(Exercise aim) Pick every line from the data that holds the word "Subscribers".
● ● ● ● ●
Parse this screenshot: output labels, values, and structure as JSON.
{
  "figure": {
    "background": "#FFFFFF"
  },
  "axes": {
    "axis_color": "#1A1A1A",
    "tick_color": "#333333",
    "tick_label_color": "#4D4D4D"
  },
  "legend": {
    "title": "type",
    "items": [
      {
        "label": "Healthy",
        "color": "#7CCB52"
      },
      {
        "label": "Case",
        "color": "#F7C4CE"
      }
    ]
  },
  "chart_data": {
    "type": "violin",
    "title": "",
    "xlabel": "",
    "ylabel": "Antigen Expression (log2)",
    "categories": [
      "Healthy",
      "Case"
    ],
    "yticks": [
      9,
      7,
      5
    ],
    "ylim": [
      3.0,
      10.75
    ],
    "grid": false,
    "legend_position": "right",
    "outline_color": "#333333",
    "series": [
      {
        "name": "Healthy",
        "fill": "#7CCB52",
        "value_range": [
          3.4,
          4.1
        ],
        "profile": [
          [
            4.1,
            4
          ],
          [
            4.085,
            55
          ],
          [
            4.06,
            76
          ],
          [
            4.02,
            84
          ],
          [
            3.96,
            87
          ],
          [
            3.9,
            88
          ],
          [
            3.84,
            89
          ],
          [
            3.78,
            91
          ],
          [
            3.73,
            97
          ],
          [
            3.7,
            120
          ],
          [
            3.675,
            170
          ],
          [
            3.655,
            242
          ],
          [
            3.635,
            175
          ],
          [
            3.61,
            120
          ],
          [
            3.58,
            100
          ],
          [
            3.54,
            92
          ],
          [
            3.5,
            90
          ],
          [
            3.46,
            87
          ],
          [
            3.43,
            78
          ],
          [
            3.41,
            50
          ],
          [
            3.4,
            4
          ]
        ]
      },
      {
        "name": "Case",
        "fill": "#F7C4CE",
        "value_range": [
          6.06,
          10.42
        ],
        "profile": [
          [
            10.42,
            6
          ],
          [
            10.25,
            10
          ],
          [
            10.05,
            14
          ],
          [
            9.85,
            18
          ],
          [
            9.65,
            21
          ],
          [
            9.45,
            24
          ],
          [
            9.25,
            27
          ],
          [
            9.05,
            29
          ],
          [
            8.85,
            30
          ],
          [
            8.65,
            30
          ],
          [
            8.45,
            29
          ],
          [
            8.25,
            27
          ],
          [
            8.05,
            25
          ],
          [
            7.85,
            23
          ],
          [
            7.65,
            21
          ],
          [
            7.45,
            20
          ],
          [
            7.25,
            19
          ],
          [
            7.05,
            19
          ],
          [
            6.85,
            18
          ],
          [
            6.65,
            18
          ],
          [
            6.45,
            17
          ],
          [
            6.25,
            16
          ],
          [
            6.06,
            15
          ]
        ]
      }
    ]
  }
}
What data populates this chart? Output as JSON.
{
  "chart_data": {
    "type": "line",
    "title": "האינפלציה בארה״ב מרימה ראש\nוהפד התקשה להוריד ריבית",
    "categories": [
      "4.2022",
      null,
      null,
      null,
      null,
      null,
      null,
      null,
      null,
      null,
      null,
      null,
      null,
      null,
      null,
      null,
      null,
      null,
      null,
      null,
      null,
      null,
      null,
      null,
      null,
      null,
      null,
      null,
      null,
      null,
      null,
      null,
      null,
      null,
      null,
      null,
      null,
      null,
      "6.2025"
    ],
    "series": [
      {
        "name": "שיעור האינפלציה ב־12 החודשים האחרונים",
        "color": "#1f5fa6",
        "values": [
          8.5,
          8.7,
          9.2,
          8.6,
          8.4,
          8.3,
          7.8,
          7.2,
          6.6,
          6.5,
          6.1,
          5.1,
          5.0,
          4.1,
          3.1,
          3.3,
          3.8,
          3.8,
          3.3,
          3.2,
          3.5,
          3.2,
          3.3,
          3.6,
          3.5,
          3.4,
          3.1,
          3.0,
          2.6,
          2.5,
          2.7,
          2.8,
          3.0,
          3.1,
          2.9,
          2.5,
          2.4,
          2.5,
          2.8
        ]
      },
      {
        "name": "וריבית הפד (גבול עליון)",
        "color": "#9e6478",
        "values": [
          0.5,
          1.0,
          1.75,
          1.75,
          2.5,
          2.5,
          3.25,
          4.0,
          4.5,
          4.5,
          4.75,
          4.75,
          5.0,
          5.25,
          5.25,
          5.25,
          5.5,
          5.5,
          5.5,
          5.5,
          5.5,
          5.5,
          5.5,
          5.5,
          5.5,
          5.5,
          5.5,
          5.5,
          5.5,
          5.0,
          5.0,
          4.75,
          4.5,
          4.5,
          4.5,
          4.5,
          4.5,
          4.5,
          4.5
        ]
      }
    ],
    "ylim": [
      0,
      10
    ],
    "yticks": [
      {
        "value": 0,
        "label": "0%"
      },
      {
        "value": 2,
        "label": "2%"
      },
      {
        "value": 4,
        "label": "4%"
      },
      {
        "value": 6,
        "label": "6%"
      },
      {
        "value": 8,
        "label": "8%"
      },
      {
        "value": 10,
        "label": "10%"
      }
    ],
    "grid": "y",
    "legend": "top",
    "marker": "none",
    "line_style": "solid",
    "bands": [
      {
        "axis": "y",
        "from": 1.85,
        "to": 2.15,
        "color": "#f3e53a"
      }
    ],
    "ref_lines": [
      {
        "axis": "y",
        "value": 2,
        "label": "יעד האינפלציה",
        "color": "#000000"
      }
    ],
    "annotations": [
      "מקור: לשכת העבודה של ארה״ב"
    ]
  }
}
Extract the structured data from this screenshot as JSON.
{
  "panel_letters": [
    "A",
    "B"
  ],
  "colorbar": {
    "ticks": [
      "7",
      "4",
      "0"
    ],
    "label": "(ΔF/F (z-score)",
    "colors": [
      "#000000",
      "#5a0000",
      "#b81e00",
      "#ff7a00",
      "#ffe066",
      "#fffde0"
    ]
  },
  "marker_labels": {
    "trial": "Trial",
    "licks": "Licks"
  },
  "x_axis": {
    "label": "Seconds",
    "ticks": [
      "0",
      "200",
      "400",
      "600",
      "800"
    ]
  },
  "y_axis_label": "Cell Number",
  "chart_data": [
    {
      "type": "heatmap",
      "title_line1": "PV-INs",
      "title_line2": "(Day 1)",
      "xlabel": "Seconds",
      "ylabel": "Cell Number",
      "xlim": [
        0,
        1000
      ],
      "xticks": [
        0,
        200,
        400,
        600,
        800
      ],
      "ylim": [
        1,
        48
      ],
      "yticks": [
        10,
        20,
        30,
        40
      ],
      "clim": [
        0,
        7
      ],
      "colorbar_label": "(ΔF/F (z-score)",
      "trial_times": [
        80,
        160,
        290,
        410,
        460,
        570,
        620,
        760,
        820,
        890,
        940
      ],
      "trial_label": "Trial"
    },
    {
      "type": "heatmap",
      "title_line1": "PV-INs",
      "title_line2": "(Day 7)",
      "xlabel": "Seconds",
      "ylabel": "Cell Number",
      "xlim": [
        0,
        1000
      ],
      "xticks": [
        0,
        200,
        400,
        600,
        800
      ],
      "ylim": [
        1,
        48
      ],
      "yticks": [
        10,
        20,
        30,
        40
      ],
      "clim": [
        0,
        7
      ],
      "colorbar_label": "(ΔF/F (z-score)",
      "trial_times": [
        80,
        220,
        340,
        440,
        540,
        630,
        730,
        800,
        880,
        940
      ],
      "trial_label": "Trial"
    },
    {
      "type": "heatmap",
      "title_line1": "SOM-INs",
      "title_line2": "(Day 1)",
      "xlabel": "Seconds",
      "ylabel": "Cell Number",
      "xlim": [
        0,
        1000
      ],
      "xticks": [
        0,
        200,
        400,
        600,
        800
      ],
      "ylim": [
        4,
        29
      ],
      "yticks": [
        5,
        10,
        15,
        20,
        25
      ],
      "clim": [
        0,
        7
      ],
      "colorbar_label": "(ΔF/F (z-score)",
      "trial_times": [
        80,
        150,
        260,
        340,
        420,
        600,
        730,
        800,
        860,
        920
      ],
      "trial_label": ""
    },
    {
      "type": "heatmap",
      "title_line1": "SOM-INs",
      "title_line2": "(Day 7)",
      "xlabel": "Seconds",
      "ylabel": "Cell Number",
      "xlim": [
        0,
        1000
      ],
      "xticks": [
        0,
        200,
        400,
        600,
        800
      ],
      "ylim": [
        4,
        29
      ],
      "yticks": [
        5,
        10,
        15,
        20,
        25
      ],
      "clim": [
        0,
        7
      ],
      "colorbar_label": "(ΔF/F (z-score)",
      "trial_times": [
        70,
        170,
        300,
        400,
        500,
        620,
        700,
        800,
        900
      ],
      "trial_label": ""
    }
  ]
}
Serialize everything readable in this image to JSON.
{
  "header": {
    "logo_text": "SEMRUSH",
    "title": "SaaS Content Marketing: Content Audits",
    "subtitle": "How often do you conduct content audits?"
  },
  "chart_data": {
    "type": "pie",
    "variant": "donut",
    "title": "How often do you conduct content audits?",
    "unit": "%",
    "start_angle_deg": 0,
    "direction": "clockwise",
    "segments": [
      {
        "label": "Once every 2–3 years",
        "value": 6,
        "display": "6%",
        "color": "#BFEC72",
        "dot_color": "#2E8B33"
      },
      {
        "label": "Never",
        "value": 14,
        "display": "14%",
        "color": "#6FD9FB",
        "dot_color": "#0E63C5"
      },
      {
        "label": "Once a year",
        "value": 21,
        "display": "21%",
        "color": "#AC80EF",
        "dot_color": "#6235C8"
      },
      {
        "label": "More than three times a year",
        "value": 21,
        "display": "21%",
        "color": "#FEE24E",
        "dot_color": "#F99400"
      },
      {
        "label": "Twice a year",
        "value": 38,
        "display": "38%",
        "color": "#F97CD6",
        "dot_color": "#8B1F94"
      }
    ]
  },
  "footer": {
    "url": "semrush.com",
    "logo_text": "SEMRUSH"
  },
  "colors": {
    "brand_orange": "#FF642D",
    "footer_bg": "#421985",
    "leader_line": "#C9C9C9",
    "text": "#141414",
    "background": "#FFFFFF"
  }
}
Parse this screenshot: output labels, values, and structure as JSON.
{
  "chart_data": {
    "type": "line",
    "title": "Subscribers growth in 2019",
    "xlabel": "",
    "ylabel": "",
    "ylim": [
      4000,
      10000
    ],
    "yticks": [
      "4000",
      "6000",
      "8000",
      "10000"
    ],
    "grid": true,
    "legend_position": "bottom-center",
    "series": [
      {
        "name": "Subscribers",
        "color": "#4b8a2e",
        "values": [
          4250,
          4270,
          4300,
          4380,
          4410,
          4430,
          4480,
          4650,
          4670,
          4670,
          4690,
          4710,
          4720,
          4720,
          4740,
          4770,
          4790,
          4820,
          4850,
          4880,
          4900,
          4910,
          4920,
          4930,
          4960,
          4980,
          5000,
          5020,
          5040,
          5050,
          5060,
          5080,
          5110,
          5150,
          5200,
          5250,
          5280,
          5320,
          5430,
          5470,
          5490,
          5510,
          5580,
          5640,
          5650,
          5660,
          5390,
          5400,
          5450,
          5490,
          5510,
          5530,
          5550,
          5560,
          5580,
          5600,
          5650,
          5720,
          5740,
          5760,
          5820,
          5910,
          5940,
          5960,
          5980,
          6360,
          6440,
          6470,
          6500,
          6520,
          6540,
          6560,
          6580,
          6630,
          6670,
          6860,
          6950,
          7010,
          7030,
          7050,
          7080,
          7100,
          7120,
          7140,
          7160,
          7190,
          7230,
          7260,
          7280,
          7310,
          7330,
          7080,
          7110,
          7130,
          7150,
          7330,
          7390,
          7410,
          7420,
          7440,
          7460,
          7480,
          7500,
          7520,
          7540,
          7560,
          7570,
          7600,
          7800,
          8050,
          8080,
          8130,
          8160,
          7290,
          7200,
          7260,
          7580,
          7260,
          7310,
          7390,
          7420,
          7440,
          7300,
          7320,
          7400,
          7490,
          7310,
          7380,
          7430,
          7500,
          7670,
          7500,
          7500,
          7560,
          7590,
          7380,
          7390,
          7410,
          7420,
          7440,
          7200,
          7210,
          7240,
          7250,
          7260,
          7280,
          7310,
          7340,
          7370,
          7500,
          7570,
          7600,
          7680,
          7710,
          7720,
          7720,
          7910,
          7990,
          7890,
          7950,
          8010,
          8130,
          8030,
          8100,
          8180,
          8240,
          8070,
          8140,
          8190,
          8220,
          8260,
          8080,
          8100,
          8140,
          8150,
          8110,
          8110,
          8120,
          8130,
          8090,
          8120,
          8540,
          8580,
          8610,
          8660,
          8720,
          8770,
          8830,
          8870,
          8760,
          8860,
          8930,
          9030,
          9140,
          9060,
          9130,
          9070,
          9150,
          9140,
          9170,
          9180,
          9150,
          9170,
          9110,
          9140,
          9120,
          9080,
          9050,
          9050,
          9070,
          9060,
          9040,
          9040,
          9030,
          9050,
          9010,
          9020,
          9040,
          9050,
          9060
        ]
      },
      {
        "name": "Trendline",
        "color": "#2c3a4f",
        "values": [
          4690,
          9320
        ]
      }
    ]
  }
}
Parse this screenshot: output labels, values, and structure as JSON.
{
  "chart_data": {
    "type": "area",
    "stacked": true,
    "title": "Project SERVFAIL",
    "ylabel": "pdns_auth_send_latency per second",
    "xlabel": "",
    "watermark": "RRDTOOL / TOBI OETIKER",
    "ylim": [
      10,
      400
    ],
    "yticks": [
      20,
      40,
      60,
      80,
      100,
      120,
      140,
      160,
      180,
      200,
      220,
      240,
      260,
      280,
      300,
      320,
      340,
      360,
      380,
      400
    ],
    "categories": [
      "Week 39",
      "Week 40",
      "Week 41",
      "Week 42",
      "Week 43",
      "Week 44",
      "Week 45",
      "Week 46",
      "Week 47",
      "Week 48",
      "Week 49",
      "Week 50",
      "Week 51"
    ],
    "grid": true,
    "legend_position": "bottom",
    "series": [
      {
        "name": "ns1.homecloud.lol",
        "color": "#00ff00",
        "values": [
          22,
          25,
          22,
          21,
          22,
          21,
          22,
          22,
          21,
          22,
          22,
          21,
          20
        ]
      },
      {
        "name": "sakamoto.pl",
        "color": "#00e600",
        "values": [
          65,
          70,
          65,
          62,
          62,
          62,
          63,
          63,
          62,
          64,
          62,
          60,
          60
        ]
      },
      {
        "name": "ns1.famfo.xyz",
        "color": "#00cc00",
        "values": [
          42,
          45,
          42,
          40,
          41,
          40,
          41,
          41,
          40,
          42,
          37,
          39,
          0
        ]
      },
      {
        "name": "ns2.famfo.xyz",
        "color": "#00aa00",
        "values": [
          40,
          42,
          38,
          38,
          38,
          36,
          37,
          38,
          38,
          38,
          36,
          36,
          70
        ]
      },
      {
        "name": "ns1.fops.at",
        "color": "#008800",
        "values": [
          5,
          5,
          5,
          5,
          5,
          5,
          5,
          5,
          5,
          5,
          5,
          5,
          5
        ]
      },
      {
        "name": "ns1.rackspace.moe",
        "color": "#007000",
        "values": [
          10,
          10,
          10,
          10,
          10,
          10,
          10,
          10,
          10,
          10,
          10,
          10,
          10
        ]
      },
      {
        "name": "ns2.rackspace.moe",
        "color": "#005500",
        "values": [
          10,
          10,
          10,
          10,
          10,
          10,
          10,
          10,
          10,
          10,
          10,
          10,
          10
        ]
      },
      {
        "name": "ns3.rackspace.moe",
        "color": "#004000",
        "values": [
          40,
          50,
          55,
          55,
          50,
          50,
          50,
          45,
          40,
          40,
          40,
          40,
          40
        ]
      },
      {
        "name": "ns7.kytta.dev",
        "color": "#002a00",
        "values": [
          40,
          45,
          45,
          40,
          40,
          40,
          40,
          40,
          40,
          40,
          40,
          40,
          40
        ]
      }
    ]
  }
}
● ● ● ● ●
(Result of this task)
    "title": "Subscribers growth in 2019",
        "name": "Subscribers",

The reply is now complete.